PROBLEM TO WORK ON:
Search the records for "JSON". Copy every line where it appears.

PROVIDED DATA:
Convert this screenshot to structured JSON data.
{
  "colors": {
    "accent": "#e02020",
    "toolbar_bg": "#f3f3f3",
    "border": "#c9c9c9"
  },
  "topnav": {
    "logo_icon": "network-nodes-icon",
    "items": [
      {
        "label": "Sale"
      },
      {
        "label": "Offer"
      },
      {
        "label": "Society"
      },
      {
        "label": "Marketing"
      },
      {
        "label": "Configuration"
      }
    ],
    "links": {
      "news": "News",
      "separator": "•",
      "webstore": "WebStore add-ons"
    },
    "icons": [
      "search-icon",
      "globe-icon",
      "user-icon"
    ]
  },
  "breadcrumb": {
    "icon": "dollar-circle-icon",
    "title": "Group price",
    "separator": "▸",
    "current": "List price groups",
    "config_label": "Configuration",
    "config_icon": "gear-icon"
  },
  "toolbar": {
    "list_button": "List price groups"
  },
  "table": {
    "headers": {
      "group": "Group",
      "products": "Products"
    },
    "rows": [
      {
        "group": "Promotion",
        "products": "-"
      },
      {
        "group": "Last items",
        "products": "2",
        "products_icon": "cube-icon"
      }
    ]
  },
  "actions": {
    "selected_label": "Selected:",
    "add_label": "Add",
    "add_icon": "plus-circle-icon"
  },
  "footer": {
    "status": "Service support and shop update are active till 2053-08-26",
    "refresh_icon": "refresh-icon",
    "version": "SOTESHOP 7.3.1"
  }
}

---

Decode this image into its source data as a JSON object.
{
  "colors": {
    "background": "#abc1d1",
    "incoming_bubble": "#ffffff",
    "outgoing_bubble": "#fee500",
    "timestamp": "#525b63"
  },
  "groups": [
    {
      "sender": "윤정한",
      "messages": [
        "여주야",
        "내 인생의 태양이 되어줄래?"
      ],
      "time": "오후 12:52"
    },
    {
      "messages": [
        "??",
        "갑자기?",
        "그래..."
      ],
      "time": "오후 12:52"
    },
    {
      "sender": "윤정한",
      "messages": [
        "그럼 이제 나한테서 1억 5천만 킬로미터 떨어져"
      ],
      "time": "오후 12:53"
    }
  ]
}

TASK SOLUTION:
Convert this screenshot to structured JSON data.
Decode this image into its source data as a JSON object.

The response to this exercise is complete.